WHAT IS BEING ASKED -
Write out each record again exactly as it stands.
▽
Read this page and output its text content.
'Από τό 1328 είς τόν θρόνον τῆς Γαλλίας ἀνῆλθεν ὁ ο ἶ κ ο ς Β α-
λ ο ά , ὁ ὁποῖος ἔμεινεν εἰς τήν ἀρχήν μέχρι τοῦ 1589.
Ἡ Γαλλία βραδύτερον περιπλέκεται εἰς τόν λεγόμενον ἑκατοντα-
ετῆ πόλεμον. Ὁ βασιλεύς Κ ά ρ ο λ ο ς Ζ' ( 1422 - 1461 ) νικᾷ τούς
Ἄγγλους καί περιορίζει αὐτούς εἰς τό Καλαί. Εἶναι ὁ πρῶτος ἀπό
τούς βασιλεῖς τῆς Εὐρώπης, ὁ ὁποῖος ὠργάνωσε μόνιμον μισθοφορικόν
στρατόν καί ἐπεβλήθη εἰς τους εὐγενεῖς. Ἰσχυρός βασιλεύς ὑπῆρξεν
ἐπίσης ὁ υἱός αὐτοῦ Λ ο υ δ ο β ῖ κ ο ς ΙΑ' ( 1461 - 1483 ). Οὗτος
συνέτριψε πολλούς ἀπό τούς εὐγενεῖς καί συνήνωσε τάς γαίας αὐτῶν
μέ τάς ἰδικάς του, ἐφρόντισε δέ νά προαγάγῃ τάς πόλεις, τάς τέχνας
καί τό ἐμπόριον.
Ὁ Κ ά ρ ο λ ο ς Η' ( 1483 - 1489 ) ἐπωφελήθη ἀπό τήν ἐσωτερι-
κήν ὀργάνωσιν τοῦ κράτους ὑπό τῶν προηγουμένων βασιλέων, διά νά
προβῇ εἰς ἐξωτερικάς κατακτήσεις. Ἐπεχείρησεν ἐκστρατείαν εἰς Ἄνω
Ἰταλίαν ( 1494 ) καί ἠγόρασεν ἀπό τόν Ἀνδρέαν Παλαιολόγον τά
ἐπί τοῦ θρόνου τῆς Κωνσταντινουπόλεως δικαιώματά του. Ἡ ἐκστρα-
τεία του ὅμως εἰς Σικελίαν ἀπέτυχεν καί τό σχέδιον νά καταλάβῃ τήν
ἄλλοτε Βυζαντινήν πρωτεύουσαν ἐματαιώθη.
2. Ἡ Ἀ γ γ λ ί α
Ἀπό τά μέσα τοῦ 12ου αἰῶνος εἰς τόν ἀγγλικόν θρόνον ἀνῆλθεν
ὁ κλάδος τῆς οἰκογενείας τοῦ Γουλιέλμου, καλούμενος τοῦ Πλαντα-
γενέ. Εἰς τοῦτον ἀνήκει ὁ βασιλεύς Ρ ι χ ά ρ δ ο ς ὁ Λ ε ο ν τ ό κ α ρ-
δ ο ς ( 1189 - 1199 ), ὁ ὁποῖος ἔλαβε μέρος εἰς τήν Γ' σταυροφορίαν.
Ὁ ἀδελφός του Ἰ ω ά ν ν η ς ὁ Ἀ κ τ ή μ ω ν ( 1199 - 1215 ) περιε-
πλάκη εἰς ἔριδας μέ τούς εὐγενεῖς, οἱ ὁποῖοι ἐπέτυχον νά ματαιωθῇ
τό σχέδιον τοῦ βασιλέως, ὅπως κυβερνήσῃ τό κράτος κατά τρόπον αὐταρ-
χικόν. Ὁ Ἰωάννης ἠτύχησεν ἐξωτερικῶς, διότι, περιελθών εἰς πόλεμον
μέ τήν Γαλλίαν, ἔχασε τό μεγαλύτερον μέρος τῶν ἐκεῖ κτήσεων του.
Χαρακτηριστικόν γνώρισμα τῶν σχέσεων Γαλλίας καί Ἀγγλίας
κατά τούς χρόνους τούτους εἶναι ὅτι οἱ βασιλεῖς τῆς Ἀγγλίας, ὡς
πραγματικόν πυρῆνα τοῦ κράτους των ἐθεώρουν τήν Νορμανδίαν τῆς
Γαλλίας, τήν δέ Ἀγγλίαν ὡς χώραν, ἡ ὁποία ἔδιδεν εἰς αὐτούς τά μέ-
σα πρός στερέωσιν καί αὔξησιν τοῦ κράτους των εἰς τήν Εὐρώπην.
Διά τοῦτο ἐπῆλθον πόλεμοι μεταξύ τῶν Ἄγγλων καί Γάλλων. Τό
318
△
RESPONSE -
Read this page and output its text content.
'Από τό 1328 είς τόν θρόνον τῆς Γαλλίας ἀνῆλθεν ὁ ο ἶ κ ο ς Β α-
λ ο ά , ὁ ὁποῖος ἔμεινεν εἰς τήν ἀρχήν μέχρι τοῦ 1589.
Ἡ Γαλλία βραδύτερον περιπλέκεται εἰς τόν λεγόμενον ἑκατοντα-
ετῆ πόλεμον. Ὁ βασιλεύς Κ ά ρ ο λ ο ς Ζ' ( 1422 - 1461 ) νικᾷ τούς
Ἄγγλους καί περιορίζει αὐτούς εἰς τό Καλαί. Εἶναι ὁ πρῶτος ἀπό
τούς βασιλεῖς τῆς Εὐρώπης, ὁ ὁποῖος ὠργάνωσε μόνιμον μισθοφορικόν
στρατόν καί ἐπεβλήθη εἰς τους εὐγενεῖς. Ἰσχυρός βασιλεύς ὑπῆρξεν
ἐπίσης ὁ υἱός αὐτοῦ Λ ο υ δ ο β ῖ κ ο ς ΙΑ' ( 1461 - 1483 ). Οὗτος
συνέτριψε πολλούς ἀπό τούς εὐγενεῖς καί συνήνωσε τάς γαίας αὐτῶν
μέ τάς ἰδικάς του, ἐφρόντισε δέ νά προαγάγῃ τάς πόλεις, τάς τέχνας
καί τό ἐμπόριον.
Ὁ Κ ά ρ ο λ ο ς Η' ( 1483 - 1489 ) ἐπωφελήθη ἀπό τήν ἐσωτερι-
κήν ὀργάνωσιν τοῦ κράτους ὑπό τῶν προηγουμένων βασιλέων, διά νά
προβῇ εἰς ἐξωτερικάς κατακτήσεις. Ἐπεχείρησεν ἐκστρατείαν εἰς Ἄνω
Ἰταλίαν ( 1494 ) καί ἠγόρασεν ἀπό τόν Ἀνδρέαν Παλαιολόγον τά
ἐπί τοῦ θρόνου τῆς Κωνσταντινουπόλεως δικαιώματά του. Ἡ ἐκστρα-
τεία του ὅμως εἰς Σικελίαν ἀπέτυχεν καί τό σχέδιον νά καταλάβῃ τήν
ἄλλοτε Βυζαντινήν πρωτεύουσαν ἐματαιώθη.
2. Ἡ Ἀ γ γ λ ί α
Ἀπό τά μέσα τοῦ 12ου αἰῶνος εἰς τόν ἀγγλικόν θρόνον ἀνῆλθεν
ὁ κλάδος τῆς οἰκογενείας τοῦ Γουλιέλμου, καλούμενος τοῦ Πλαντα-
γενέ. Εἰς τοῦτον ἀνήκει ὁ βασιλεύς Ρ ι χ ά ρ δ ο ς ὁ Λ ε ο ν τ ό κ α ρ-
δ ο ς ( 1189 - 1199 ), ὁ ὁποῖος ἔλαβε μέρος εἰς τήν Γ' σταυροφορίαν.
Ὁ ἀδελφός του Ἰ ω ά ν ν η ς ὁ Ἀ κ τ ή μ ω ν ( 1199 - 1215 ) περιε-
πλάκη εἰς ἔριδας μέ τούς εὐγενεῖς, οἱ ὁποῖοι ἐπέτυχον νά ματαιωθῇ
τό σχέδιον τοῦ βασιλέως, ὅπως κυβερνήσῃ τό κράτος κατά τρόπον αὐταρ-
χικόν. Ὁ Ἰωάννης ἠτύχησεν ἐξωτερικῶς, διότι, περιελθών εἰς πόλεμον
μέ τήν Γαλλίαν, ἔχασε τό μεγαλύτερον μέρος τῶν ἐκεῖ κτήσεων του.
Χαρακτηριστικόν γνώρισμα τῶν σχέσεων Γαλλίας καί Ἀγγλίας
κατά τούς χρόνους τούτους εἶναι ὅτι οἱ βασιλεῖς τῆς Ἀγγλίας, ὡς
πραγματικόν πυρῆνα τοῦ κράτους των ἐθεώρουν τήν Νορμανδίαν τῆς
Γαλλίας, τήν δέ Ἀγγλίαν ὡς χώραν, ἡ ὁποία ἔδιδεν εἰς αὐτούς τά μέ-
σα πρός στερέωσιν καί αὔξησιν τοῦ κράτους των εἰς τήν Εὐρώπην.
Διά τοῦτο ἐπῆλθον πόλεμοι μεταξύ τῶν Ἄγγλων καί Γάλλων. Τό
318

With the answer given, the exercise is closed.